**EXERCISE AIM:**
Gather, from the data below, each line in which the word "JSON" occurs.
— START —
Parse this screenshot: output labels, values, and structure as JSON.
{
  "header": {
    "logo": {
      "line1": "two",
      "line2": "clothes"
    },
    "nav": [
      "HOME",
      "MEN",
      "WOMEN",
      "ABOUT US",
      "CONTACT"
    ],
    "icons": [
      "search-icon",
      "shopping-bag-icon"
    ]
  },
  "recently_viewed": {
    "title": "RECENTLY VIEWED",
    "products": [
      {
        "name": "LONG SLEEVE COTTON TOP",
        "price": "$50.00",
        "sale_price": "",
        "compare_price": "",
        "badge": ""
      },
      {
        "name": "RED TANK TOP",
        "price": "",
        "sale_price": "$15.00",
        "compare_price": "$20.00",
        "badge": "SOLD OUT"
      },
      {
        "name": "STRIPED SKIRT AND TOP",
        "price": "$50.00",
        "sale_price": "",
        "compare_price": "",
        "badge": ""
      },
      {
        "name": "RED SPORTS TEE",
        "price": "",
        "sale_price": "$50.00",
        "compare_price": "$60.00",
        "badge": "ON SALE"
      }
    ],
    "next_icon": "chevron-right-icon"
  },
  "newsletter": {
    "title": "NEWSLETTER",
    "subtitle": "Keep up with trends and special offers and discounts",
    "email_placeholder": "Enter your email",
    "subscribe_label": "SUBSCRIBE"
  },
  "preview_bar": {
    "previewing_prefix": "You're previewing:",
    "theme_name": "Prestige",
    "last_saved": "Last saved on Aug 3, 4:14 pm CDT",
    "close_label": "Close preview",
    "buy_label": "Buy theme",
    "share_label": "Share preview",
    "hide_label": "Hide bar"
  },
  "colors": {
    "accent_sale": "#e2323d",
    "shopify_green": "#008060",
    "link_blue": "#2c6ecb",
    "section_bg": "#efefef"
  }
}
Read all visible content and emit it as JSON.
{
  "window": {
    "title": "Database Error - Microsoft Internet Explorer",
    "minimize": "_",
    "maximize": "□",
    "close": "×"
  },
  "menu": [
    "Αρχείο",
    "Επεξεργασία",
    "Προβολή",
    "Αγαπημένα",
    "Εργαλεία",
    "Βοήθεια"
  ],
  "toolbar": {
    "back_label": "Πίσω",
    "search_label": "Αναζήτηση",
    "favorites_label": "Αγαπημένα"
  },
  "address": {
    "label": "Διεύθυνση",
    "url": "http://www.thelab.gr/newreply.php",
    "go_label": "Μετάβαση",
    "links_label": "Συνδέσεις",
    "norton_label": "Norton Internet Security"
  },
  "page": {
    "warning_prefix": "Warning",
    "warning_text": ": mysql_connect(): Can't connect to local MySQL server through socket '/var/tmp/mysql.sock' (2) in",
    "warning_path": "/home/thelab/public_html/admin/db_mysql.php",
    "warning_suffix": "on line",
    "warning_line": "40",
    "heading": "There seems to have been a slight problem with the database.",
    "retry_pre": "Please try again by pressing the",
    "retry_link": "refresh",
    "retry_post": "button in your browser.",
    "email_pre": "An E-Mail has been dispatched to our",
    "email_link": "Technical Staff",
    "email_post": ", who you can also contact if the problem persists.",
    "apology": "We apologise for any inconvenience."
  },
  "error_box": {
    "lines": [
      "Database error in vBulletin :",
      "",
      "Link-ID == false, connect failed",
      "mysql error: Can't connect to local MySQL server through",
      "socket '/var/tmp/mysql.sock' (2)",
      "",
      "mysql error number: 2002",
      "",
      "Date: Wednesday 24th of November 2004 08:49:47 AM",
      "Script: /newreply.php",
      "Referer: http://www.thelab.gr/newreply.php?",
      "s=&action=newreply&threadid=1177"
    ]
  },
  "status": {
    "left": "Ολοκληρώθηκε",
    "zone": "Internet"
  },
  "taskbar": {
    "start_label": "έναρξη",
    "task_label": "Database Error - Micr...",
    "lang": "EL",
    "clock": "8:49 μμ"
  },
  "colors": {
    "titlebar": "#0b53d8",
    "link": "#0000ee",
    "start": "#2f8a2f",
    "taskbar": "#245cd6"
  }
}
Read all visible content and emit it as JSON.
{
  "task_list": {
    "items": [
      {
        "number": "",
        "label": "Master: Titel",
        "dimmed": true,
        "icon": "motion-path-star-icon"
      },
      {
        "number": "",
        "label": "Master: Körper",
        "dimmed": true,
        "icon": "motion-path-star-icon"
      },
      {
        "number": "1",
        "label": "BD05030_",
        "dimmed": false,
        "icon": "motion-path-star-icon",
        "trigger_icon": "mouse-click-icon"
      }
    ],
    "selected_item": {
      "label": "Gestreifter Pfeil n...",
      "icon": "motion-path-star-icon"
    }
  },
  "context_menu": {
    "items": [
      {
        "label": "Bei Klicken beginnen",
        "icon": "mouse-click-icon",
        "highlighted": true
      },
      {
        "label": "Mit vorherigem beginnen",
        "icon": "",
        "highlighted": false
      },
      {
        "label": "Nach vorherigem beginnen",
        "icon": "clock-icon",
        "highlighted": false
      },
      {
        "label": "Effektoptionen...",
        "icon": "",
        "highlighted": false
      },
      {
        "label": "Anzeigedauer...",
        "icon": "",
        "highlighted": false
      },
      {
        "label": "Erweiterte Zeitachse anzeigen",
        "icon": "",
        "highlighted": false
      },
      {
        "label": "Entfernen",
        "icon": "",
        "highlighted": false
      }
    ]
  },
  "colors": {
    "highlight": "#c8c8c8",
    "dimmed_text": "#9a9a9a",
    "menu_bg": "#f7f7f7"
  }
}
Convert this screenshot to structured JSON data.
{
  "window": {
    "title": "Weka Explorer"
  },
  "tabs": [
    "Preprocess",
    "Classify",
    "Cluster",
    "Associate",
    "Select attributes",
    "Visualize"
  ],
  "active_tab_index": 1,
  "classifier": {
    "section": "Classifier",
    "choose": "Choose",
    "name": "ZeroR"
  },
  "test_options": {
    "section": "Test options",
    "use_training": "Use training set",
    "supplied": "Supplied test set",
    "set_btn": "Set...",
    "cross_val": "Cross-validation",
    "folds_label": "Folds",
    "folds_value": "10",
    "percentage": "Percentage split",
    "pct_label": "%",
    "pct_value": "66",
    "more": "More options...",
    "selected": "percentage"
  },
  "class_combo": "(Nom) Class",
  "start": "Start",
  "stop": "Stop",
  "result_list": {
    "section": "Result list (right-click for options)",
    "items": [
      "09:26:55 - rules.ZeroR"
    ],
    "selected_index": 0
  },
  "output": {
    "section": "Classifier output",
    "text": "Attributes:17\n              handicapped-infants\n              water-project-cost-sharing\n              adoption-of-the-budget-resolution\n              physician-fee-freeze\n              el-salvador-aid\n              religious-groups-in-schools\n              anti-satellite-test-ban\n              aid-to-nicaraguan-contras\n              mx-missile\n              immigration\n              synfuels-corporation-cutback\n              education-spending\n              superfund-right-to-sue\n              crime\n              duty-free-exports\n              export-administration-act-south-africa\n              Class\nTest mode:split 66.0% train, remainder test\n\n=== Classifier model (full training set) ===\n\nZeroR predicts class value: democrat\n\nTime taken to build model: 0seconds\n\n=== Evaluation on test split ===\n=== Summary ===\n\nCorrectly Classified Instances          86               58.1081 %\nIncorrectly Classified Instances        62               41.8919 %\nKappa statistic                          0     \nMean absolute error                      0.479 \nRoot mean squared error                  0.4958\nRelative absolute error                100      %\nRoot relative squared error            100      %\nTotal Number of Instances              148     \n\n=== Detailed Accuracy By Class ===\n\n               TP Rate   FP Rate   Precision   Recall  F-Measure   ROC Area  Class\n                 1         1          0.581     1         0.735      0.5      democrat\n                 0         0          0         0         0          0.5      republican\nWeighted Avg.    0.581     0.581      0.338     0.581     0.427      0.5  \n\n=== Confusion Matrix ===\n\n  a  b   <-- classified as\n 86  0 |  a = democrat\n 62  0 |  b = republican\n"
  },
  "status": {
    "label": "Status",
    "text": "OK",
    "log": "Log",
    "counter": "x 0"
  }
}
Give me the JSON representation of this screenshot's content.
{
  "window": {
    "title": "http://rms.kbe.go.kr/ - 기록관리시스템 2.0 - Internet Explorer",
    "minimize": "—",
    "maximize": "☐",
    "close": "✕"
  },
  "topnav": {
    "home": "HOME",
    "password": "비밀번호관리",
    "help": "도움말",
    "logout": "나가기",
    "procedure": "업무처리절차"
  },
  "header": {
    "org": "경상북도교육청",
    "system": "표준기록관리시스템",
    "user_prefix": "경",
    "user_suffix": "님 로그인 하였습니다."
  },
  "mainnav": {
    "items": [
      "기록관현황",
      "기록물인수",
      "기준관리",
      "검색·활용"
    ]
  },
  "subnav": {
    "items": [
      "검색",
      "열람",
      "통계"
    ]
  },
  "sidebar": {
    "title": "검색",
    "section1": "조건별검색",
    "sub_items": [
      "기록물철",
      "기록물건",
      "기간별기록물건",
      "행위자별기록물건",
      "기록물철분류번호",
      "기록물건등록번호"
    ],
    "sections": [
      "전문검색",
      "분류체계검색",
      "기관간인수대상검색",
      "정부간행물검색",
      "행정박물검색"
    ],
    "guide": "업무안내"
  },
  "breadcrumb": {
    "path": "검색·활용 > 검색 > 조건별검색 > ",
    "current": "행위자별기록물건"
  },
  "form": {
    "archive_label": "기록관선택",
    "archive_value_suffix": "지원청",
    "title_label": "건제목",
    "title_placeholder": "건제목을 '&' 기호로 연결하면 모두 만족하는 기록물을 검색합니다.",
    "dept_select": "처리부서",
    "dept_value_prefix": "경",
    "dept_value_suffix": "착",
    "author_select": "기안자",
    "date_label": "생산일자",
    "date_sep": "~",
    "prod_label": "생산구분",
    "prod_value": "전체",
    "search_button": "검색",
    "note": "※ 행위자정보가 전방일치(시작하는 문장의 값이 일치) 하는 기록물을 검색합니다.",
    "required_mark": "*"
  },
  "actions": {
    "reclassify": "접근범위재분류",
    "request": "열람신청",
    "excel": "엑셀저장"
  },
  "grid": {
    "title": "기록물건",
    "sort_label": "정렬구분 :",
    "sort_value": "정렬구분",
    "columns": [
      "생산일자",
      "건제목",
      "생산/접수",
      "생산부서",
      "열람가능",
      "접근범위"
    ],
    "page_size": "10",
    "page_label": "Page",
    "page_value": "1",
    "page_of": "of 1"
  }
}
— END —
**SOLUTION FOR THIS EXERCISE:**
Parse this screenshot: output labels, values, and structure as JSON.
Read all visible content and emit it as JSON.
Read all visible content and emit it as JSON.
Convert this screenshot to structured JSON data.
Give me the JSON representation of this screenshot's content.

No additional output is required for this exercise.